DIRECTIONS> In how many lines does the string "Thomson" appear? Answer with the number only.

STORED RECORDS>
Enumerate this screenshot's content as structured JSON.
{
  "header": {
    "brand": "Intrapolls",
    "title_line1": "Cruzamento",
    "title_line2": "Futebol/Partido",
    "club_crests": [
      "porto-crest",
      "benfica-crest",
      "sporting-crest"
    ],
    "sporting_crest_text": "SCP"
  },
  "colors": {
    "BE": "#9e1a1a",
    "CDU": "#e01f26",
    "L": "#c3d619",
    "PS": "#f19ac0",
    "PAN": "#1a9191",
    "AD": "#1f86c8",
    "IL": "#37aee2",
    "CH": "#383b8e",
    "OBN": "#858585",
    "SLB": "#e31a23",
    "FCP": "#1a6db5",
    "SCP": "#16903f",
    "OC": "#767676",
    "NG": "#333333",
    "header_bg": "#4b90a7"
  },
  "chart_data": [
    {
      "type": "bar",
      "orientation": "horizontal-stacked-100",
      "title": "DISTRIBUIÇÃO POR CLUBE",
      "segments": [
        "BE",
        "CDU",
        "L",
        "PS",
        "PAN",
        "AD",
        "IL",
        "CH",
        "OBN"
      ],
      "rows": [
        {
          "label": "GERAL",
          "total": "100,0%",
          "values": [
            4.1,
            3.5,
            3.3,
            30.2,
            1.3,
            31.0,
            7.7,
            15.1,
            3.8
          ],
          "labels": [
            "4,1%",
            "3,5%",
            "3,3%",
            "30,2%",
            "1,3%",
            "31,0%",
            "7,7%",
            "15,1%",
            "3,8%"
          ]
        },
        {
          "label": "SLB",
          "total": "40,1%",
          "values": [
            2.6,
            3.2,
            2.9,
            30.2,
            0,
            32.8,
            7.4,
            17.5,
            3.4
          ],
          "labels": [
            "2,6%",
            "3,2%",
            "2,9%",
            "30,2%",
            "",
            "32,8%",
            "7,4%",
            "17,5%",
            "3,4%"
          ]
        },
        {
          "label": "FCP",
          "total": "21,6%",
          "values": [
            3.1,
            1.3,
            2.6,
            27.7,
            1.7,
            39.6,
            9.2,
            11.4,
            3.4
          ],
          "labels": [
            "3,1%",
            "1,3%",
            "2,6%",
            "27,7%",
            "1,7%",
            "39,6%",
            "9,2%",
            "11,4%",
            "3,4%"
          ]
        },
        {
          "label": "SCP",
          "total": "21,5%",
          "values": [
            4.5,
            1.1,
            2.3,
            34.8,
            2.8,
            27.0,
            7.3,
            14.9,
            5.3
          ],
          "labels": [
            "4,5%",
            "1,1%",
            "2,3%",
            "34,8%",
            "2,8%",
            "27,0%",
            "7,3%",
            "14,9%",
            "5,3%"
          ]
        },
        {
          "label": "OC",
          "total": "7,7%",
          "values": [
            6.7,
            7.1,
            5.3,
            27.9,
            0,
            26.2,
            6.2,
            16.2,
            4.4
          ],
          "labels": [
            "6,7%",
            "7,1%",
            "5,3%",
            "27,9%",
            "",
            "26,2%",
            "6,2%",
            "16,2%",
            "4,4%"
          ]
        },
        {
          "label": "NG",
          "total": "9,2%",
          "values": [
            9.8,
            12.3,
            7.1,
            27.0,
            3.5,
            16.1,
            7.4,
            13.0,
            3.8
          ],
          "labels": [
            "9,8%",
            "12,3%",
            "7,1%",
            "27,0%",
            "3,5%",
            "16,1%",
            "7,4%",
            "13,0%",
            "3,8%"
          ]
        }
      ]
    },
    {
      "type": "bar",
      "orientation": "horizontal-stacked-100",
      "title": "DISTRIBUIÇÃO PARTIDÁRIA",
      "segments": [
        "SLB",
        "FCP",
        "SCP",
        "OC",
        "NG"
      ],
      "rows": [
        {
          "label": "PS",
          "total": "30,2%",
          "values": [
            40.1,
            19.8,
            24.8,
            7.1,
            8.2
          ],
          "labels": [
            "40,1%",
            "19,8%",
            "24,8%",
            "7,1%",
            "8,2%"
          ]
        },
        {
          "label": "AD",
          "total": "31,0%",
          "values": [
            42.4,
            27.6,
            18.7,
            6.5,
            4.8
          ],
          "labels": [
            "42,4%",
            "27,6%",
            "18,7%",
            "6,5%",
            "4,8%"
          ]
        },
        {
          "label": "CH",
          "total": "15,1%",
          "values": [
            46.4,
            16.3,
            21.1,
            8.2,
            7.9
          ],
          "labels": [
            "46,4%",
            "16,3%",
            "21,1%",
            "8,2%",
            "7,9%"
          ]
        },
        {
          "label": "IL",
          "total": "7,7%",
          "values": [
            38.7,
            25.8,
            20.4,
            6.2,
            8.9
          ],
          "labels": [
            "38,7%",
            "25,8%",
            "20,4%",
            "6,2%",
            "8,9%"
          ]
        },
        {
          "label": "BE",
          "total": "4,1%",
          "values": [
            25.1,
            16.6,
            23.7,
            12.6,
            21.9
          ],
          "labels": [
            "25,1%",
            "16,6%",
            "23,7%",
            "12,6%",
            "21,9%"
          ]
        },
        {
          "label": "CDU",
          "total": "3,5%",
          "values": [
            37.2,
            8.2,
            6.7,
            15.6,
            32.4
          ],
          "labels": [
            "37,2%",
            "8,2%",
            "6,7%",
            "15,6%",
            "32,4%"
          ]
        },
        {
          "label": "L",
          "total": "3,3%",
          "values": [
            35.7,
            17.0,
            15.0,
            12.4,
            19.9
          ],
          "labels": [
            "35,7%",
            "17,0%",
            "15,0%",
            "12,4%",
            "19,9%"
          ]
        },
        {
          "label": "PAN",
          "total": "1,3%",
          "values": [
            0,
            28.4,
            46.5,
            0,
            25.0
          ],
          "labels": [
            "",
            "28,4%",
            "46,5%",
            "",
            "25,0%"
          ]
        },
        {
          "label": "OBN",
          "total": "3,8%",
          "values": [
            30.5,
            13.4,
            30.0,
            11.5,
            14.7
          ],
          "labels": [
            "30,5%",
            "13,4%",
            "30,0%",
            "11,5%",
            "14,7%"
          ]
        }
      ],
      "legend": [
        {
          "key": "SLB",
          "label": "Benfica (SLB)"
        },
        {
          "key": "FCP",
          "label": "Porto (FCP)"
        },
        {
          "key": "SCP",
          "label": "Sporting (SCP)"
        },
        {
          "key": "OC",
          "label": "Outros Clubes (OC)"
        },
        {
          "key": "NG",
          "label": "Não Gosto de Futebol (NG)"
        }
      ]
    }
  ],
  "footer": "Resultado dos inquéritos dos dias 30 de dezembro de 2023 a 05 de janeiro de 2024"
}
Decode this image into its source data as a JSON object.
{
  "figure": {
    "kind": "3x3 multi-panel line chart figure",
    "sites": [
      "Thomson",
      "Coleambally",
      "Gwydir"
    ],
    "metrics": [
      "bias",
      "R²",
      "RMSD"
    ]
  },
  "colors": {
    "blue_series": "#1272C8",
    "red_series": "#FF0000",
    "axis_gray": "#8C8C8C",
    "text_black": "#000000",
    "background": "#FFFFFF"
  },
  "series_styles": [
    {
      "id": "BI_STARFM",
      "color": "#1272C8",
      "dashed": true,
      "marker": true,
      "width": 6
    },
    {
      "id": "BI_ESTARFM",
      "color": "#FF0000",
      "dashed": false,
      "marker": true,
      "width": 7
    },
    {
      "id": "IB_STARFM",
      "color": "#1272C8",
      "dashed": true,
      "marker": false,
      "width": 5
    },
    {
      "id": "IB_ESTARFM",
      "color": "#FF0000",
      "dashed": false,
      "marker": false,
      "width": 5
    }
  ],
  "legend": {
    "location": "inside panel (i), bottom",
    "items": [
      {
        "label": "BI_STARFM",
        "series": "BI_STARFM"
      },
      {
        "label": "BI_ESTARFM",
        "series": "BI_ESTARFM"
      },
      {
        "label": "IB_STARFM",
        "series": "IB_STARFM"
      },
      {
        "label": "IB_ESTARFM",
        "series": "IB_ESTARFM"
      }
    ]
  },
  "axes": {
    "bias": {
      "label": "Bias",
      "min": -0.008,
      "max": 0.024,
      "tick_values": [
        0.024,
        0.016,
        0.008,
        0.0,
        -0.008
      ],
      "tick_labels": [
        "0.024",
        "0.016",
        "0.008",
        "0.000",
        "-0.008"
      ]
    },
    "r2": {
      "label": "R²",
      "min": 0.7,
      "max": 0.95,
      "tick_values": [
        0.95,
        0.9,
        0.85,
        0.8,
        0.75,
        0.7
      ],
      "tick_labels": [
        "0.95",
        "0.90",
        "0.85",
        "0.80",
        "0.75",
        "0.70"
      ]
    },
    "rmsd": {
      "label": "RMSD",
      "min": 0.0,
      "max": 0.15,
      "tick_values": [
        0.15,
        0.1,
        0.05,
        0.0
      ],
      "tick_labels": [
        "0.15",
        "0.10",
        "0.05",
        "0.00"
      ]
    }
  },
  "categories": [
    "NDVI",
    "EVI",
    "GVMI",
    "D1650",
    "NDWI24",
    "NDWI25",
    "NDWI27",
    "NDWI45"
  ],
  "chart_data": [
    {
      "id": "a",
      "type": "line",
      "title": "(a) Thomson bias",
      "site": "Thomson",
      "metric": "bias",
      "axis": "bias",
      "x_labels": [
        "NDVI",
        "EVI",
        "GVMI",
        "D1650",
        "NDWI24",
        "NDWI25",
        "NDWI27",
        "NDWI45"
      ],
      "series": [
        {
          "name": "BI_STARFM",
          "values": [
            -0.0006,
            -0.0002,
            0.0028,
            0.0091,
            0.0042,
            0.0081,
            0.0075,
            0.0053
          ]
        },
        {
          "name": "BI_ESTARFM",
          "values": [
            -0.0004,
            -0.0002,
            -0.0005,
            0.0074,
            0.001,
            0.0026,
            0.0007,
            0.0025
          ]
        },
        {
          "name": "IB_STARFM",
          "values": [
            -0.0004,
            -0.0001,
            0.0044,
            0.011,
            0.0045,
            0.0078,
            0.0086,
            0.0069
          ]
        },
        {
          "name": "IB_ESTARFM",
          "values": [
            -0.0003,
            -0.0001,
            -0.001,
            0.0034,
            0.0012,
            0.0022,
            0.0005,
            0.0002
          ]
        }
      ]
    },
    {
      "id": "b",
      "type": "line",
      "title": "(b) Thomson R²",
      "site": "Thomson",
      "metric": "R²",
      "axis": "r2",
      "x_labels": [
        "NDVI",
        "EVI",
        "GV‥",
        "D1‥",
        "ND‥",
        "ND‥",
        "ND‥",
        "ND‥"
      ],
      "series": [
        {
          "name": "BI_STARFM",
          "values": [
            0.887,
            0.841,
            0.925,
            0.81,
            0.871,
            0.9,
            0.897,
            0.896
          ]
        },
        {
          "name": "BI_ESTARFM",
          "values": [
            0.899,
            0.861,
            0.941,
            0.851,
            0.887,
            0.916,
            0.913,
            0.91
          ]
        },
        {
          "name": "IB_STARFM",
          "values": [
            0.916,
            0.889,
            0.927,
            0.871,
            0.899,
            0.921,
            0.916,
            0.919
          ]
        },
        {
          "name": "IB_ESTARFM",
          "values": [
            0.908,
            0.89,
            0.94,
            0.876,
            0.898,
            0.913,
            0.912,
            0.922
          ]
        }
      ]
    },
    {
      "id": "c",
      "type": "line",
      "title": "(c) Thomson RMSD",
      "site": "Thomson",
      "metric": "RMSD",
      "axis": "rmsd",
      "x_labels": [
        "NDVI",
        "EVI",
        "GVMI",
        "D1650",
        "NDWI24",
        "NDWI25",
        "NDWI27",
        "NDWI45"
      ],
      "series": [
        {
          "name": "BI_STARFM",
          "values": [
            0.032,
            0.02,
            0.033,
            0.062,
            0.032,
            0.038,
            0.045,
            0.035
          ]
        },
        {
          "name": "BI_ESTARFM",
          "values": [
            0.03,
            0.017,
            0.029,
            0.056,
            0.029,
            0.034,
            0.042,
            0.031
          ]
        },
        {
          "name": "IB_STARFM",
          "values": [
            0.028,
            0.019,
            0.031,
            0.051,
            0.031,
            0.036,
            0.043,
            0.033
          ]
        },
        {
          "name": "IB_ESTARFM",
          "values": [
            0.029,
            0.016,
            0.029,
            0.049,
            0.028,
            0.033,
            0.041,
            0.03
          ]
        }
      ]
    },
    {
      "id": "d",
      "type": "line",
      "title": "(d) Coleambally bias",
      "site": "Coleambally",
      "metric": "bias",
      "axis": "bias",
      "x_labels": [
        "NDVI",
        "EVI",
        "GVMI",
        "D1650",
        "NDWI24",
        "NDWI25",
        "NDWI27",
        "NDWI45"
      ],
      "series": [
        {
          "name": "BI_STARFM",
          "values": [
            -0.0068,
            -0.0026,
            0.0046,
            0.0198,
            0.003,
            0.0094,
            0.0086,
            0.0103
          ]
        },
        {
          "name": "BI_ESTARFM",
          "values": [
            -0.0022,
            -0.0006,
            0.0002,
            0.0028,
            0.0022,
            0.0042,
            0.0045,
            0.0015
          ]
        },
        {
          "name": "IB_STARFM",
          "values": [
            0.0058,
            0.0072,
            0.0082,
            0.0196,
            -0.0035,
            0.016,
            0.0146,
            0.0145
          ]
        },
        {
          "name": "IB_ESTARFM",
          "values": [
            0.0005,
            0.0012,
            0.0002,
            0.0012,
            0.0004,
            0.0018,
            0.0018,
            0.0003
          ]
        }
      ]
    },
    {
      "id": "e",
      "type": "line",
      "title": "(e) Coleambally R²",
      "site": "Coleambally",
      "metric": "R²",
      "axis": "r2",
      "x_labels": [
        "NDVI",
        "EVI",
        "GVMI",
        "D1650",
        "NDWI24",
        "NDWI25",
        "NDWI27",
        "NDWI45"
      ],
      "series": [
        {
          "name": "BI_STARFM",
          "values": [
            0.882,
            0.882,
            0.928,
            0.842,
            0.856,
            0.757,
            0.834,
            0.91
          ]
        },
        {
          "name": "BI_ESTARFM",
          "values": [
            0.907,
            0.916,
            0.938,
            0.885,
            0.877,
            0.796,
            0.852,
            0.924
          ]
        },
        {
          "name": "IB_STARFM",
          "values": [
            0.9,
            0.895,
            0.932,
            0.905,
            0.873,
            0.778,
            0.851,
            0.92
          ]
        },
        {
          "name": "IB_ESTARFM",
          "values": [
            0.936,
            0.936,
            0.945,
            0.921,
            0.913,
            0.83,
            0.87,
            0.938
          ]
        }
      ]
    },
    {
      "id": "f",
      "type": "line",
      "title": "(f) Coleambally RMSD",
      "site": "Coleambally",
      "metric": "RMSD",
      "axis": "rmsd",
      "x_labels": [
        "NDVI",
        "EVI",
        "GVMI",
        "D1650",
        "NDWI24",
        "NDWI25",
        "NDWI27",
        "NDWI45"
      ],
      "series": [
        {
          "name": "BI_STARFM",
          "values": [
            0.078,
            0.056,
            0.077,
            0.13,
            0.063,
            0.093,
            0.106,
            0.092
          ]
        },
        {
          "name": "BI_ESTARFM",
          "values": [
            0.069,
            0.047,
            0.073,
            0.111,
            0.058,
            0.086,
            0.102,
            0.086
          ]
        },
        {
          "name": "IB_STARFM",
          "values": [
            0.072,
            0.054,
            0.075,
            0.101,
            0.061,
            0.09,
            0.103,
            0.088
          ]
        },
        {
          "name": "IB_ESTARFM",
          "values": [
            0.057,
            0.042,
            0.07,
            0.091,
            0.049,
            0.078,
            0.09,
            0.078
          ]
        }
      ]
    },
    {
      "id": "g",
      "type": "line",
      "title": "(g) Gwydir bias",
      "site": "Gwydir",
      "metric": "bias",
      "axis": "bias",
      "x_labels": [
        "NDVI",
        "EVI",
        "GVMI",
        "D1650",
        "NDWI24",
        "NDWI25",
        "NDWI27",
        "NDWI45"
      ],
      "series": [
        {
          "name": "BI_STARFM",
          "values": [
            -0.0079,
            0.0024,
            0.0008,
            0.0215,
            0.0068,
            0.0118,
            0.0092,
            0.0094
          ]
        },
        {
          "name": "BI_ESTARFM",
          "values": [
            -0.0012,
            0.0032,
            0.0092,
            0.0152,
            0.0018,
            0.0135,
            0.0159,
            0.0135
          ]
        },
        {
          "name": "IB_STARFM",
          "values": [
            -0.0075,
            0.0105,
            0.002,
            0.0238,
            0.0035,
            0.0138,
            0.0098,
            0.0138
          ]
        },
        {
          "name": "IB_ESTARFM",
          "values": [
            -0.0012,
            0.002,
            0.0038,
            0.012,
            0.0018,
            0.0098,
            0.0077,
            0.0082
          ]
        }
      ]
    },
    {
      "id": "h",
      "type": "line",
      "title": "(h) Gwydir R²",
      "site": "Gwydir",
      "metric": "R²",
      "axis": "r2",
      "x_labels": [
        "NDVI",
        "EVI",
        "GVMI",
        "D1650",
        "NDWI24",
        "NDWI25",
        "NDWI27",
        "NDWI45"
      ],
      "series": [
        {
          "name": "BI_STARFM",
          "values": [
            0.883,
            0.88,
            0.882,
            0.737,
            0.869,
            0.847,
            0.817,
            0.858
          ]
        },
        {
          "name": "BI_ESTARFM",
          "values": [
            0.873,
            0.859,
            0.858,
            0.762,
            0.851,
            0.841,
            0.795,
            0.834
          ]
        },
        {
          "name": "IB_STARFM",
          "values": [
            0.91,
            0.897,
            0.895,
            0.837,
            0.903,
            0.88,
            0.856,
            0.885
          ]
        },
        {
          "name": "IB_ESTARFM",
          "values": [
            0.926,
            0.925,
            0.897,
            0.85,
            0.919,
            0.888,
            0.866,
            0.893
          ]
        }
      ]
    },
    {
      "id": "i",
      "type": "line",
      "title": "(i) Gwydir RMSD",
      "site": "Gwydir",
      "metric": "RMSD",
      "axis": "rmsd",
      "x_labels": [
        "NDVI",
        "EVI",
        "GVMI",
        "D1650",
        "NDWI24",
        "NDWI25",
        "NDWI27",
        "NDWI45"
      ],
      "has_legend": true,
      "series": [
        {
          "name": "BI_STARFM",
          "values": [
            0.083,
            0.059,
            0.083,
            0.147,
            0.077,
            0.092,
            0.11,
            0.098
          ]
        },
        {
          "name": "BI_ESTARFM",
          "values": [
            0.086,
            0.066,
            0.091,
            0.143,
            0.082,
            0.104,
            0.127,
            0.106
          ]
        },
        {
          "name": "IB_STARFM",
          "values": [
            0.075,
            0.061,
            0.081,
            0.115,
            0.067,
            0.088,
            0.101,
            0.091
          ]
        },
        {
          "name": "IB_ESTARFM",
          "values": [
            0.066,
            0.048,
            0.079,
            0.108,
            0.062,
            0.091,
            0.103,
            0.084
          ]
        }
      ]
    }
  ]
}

WRITTEN ANSWER> 7